▶ _DESCRIPTION OF THE TASK_
The records follow. Transcribe only the lines from the line containing "Decode this image" through the end, both ends included, and leave out the pictures.

▶ _EXTRACTED INFORMATION_

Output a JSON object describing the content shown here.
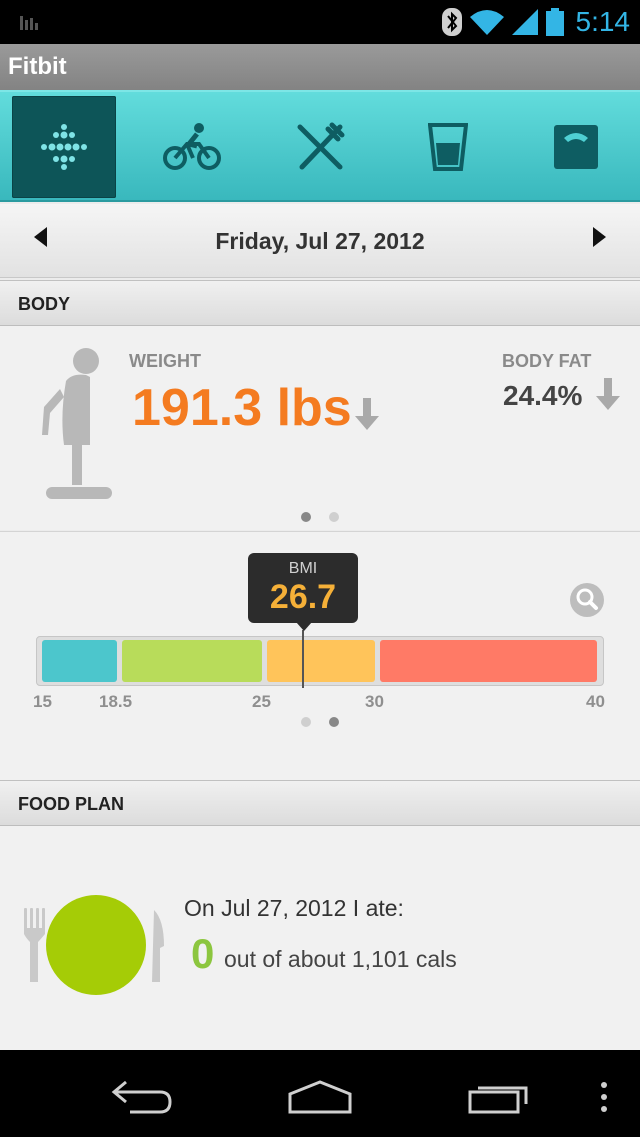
{
  "status_bar": {
    "time": "5:14",
    "icons": [
      "notification-bars-icon",
      "bluetooth-icon",
      "wifi-icon",
      "cell-signal-icon",
      "battery-icon"
    ]
  },
  "app": {
    "title": "Fitbit"
  },
  "tabs": [
    {
      "name": "dashboard",
      "icon": "fitbit-dots-icon",
      "active": true
    },
    {
      "name": "activity",
      "icon": "bicycle-icon",
      "active": false
    },
    {
      "name": "food",
      "icon": "fork-knife-icon",
      "active": false
    },
    {
      "name": "water",
      "icon": "glass-icon",
      "active": false
    },
    {
      "name": "weight",
      "icon": "scale-icon",
      "active": false
    }
  ],
  "date_nav": {
    "date": "Friday, Jul 27, 2012"
  },
  "body_section": {
    "header": "BODY",
    "weight_label": "WEIGHT",
    "weight_value": "191.3 lbs",
    "body_fat_label": "BODY FAT",
    "body_fat_value": "24.4%",
    "page_indicator": {
      "pages": 2,
      "current": 1
    }
  },
  "bmi": {
    "label": "BMI",
    "value": "26.7",
    "ticks": [
      "15",
      "18.5",
      "25",
      "30",
      "40"
    ],
    "segments_colors": [
      "#4cc6cc",
      "#b8dc5a",
      "#ffc45a",
      "#ff7a66"
    ],
    "page_indicator": {
      "pages": 2,
      "current": 2
    }
  },
  "food_section": {
    "header": "FOOD PLAN",
    "intro": "On Jul 27, 2012 I ate:",
    "eaten": "0",
    "summary": "out of about 1,101 cals"
  },
  "colors": {
    "accent_teal": "#4fd0d3",
    "weight_orange": "#f47b20",
    "food_green": "#a5cc06",
    "status_blue": "#33b5e5"
  }
}
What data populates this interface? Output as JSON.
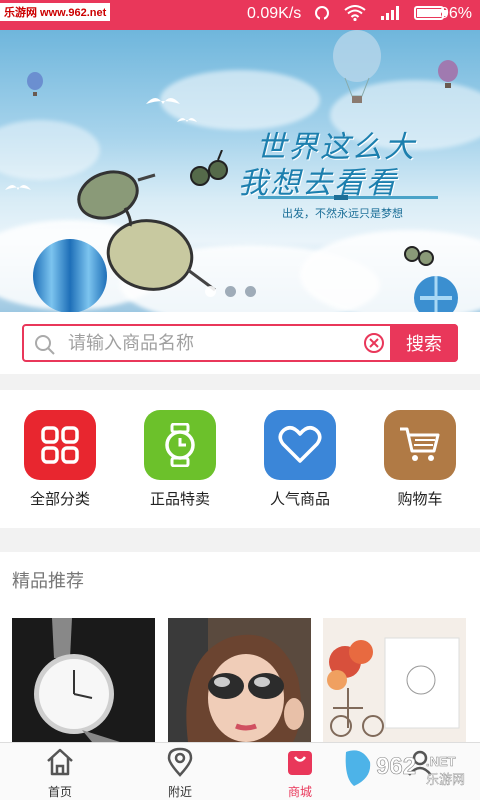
{
  "status_bar": {
    "watermark": "乐游网 www.962.net",
    "net_speed": "0.09K/s",
    "battery": "96%"
  },
  "banner": {
    "headline_line1": "世界这么大",
    "headline_line2": "我想去看看",
    "tagline": "出发，不然永远只是梦想",
    "slide_count": 3,
    "active_slide": 1
  },
  "search": {
    "placeholder": "请输入商品名称",
    "button_label": "搜索"
  },
  "categories": [
    {
      "label": "全部分类",
      "icon": "grid-icon",
      "color": "#e8262f"
    },
    {
      "label": "正品特卖",
      "icon": "watch-icon",
      "color": "#6cc12b"
    },
    {
      "label": "人气商品",
      "icon": "heart-icon",
      "color": "#3b86d8"
    },
    {
      "label": "购物车",
      "icon": "cart-icon",
      "color": "#b07a45"
    }
  ],
  "recommend": {
    "heading": "精品推荐",
    "items": [
      {
        "image": "watch-product"
      },
      {
        "image": "sunglasses-woman"
      },
      {
        "image": "flowers-bicycle"
      }
    ]
  },
  "bottom_nav": {
    "items": [
      {
        "label": "首页",
        "icon": "home-icon"
      },
      {
        "label": "附近",
        "icon": "location-pin-icon"
      },
      {
        "label": "商城",
        "icon": "shopping-bag-icon",
        "active": true
      },
      {
        "label": "",
        "icon": "user-icon"
      }
    ]
  },
  "colors": {
    "accent": "#e9375a"
  },
  "corner_watermark": "962.NET 乐游网"
}
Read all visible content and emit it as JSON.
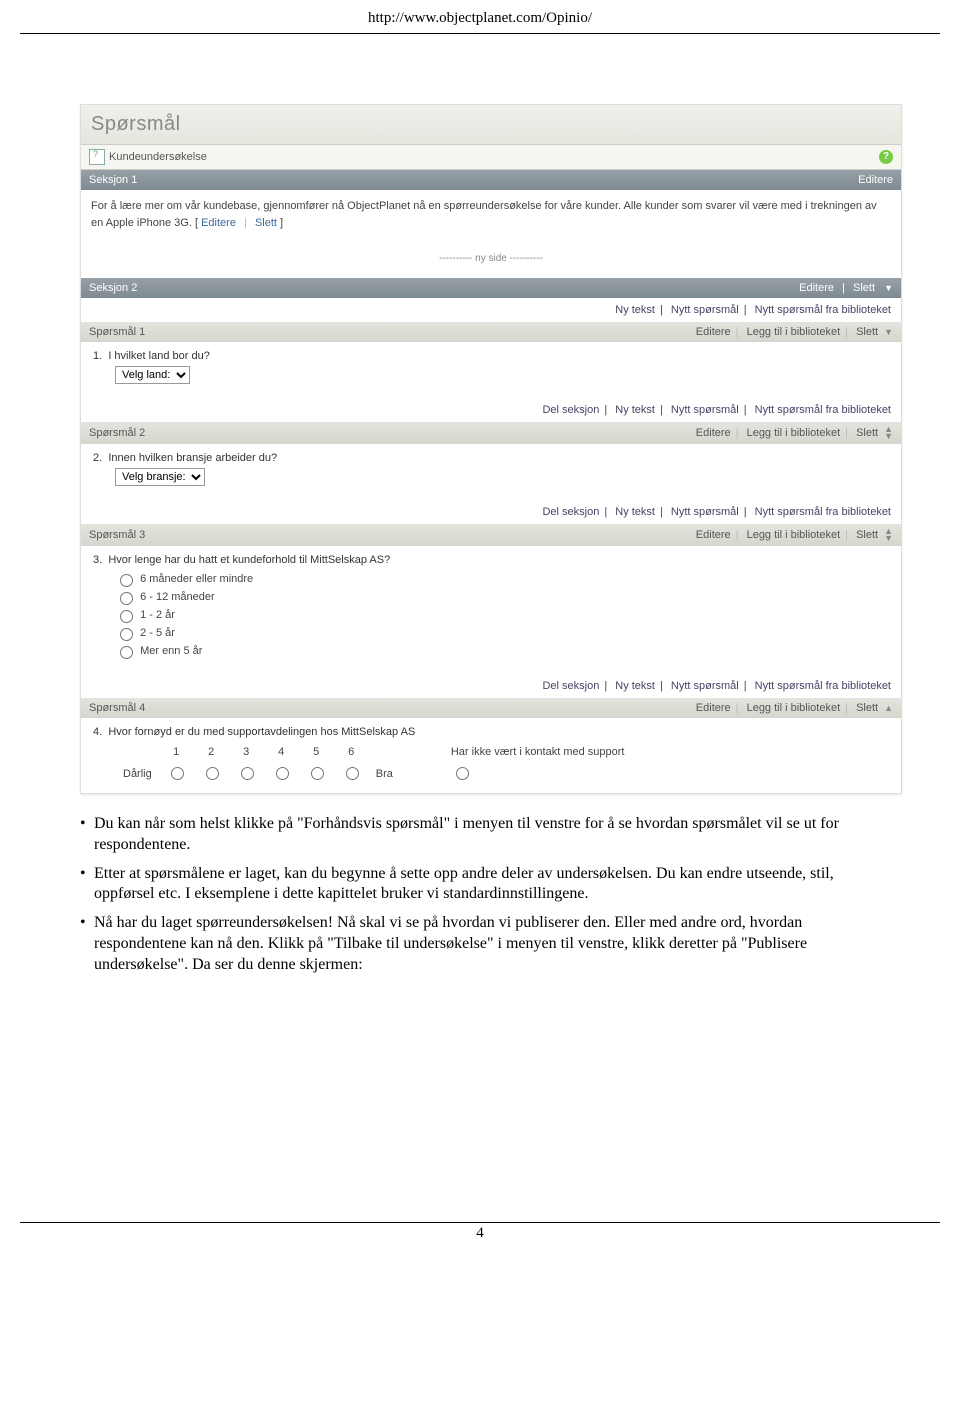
{
  "header": {
    "url": "http://www.objectplanet.com/Opinio/"
  },
  "screenshot": {
    "title": "Spørsmål",
    "survey_name": "Kundeundersøkelse",
    "section1": {
      "title": "Seksjon 1",
      "edit": "Editere",
      "body_text": "For å lære mer om vår kundebase, gjennomfører nå ObjectPlanet nå en spørreundersøkelse for våre kunder. Alle kunder som svarer vil være med i trekningen av en Apple iPhone 3G. ",
      "edit2": "Editere",
      "delete": "Slett"
    },
    "page_sep": "---------- ny side ----------",
    "section2": {
      "title": "Seksjon 2",
      "edit": "Editere",
      "delete": "Slett"
    },
    "actions": {
      "del_seksjon": "Del seksjon",
      "ny_tekst": "Ny tekst",
      "nytt_sporsmal": "Nytt spørsmål",
      "nytt_sporsmal_bib": "Nytt spørsmål fra biblioteket"
    },
    "q_actions": {
      "editere": "Editere",
      "legg_til": "Legg til i biblioteket",
      "slett": "Slett"
    },
    "q1": {
      "title": "Spørsmål 1",
      "num": "1.",
      "text": "I hvilket land bor du?",
      "select": "Velg land:"
    },
    "q2": {
      "title": "Spørsmål 2",
      "num": "2.",
      "text": "Innen hvilken bransje arbeider du?",
      "select": "Velg bransje:"
    },
    "q3": {
      "title": "Spørsmål 3",
      "num": "3.",
      "text": "Hvor lenge har du hatt et kundeforhold til MittSelskap AS?",
      "options": [
        "6 måneder eller mindre",
        "6 - 12 måneder",
        "1 - 2 år",
        "2 - 5 år",
        "Mer enn 5 år"
      ]
    },
    "q4": {
      "title": "Spørsmål 4",
      "num": "4.",
      "text": "Hvor fornøyd er du med supportavdelingen hos MittSelskap AS",
      "scale": [
        "1",
        "2",
        "3",
        "4",
        "5",
        "6"
      ],
      "left": "Dårlig",
      "right": "Bra",
      "na": "Har ikke vært i kontakt med support"
    }
  },
  "doc": {
    "bullet1": "Du kan når som helst klikke på \"Forhåndsvis spørsmål\" i menyen til venstre for å se hvordan spørsmålet vil se ut for respondentene.",
    "bullet2": "Etter at spørsmålene er laget, kan du begynne å sette opp andre deler av undersøkelsen. Du kan endre utseende, stil, oppførsel etc. I eksemplene i dette kapittelet bruker vi standardinnstillingene.",
    "bullet3": "Nå har du laget spørreundersøkelsen! Nå skal vi se på hvordan vi publiserer den. Eller med andre ord, hvordan respondentene kan nå den. Klikk på \"Tilbake til undersøkelse\" i menyen til venstre, klikk deretter på \"Publisere undersøkelse\". Da ser du denne skjermen:"
  },
  "footer": {
    "page_number": "4"
  }
}
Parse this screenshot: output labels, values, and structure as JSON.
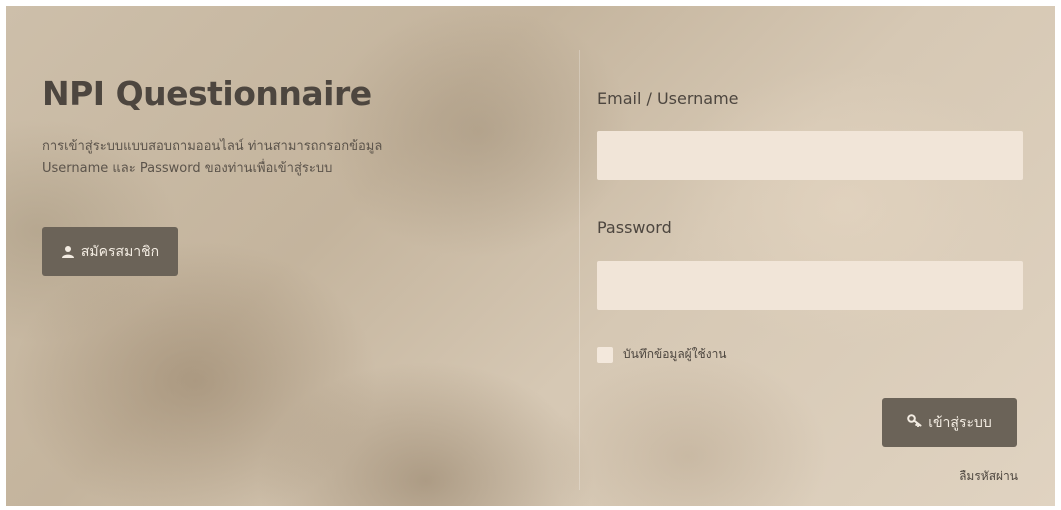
{
  "app": {
    "title": "NPI Questionnaire",
    "description_lines": [
      "การเข้าสู่ระบบแบบสอบถามออนไลน์ ท่านสามารถกรอกข้อมูล",
      "Username และ Password ของท่านเพื่อเข้าสู่ระบบ"
    ]
  },
  "register": {
    "label": "สมัครสมาชิก",
    "icon": "user-icon"
  },
  "form": {
    "email_label": "Email / Username",
    "email_value": "",
    "password_label": "Password",
    "password_value": "",
    "remember_label": "บันทึกข้อมูลผู้ใช้งาน",
    "remember_checked": false,
    "login_label": "เข้าสู่ระบบ",
    "login_icon": "key-icon",
    "forgot_label": "ลืมรหัสผ่าน"
  },
  "colors": {
    "button": "#6b6358",
    "input_bg": "#f1e5d8",
    "text": "#4d463f"
  }
}
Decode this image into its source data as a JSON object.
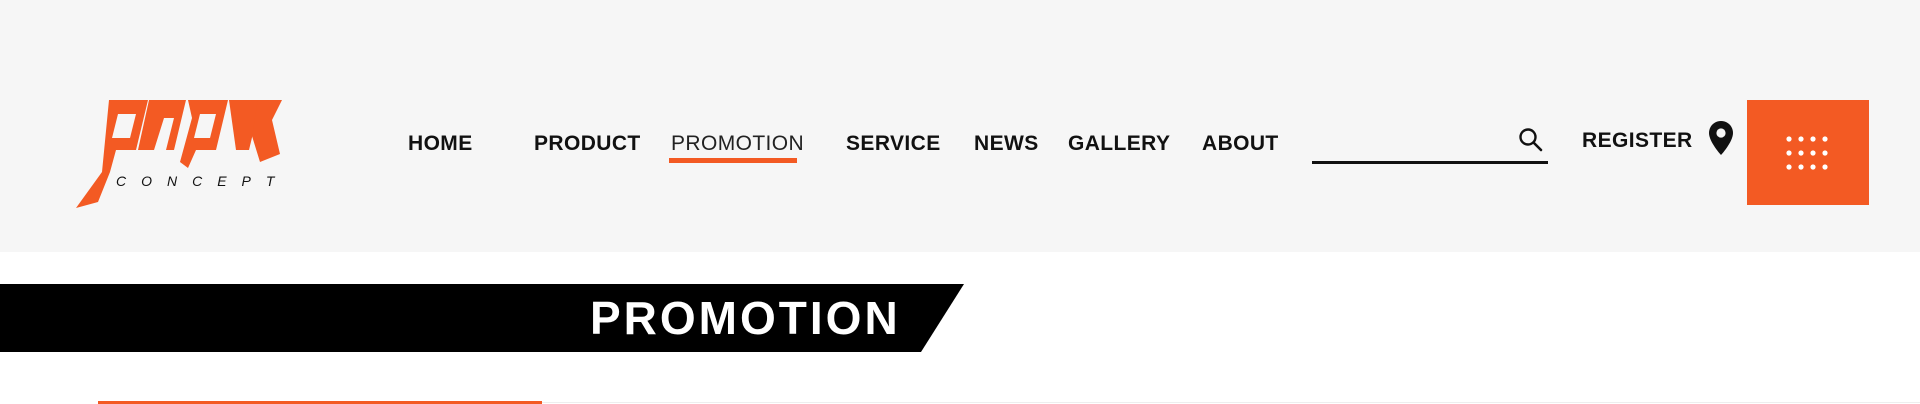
{
  "brand": {
    "logo_text": "MPK",
    "logo_subtext": "CONCEPT",
    "accent_color": "#f35a23"
  },
  "nav": {
    "items": [
      {
        "label": "HOME"
      },
      {
        "label": "PRODUCT"
      },
      {
        "label": "PROMOTION",
        "active": true
      },
      {
        "label": "SERVICE"
      },
      {
        "label": "NEWS"
      },
      {
        "label": "GALLERY"
      },
      {
        "label": "ABOUT"
      }
    ]
  },
  "search": {
    "value": "",
    "icon": "search-icon"
  },
  "header_actions": {
    "register_label": "REGISTER",
    "location_icon": "map-pin-icon",
    "menu_icon": "grid-dots-icon"
  },
  "page": {
    "title": "PROMOTION"
  }
}
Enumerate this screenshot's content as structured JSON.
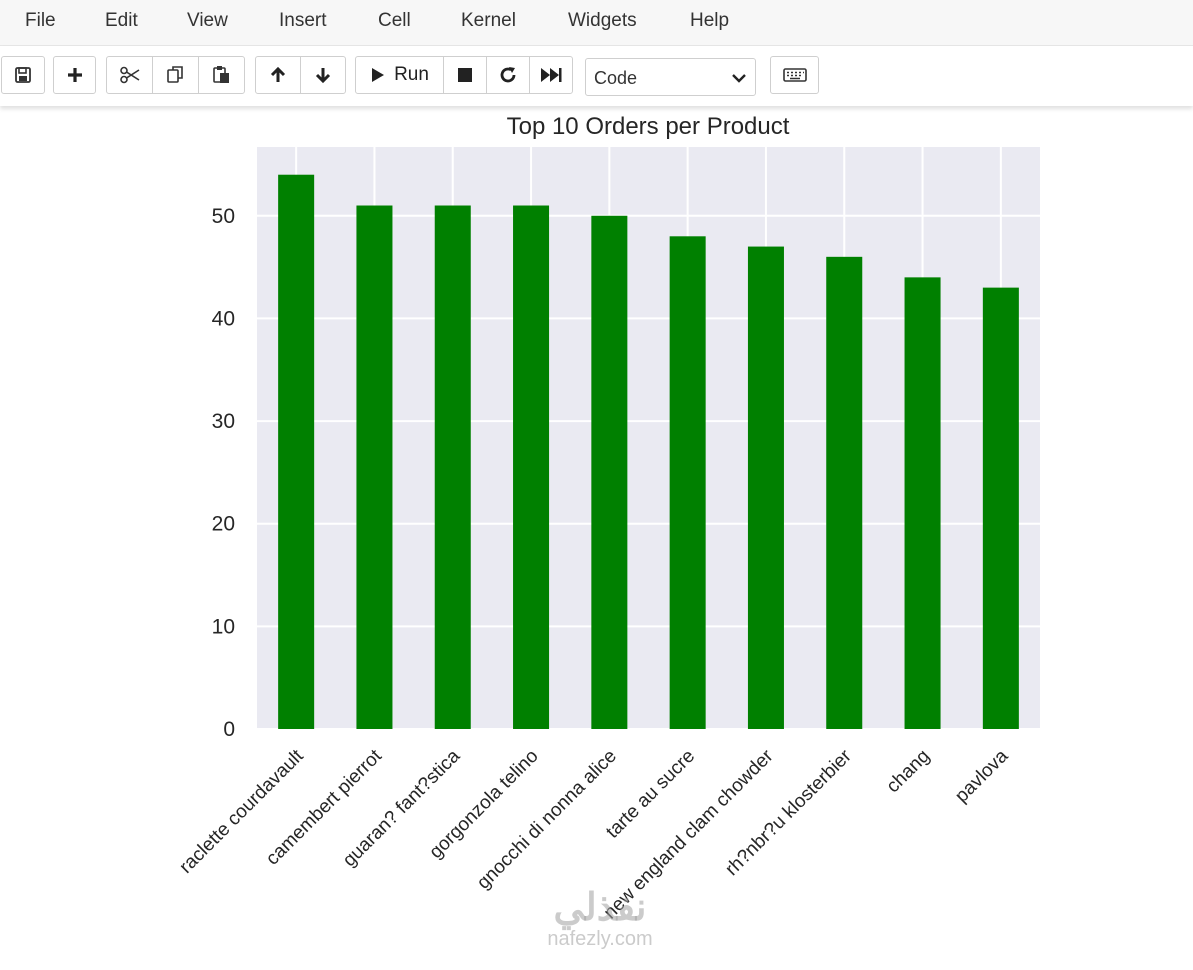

▶ _SOLUTION FOR THIS PROBLEM_
Decode this image into its source data as a JSON object.
{
  "brand": {
    "logo_text": "MPK",
    "logo_subtext": "CONCEPT",
    "accent_color": "#f35a23"
  },
  "nav": {
    "items": [
      {
        "label": "HOME"
      },
      {
        "label": "PRODUCT"
      },
      {
        "label": "PROMOTION",
        "active": true
      },
      {
        "label": "SERVICE"
      },
      {
        "label": "NEWS"
      },
      {
        "label": "GALLERY"
      },
      {
        "label": "ABOUT"
      }
    ]
  },
  "search": {
    "value": "",
    "icon": "search-icon"
  },
  "header_actions": {
    "register_label": "REGISTER",
    "location_icon": "map-pin-icon",
    "menu_icon": "grid-dots-icon"
  },
  "page": {
    "title": "PROMOTION"
  }
}
Enumerate this screenshot's content as structured JSON.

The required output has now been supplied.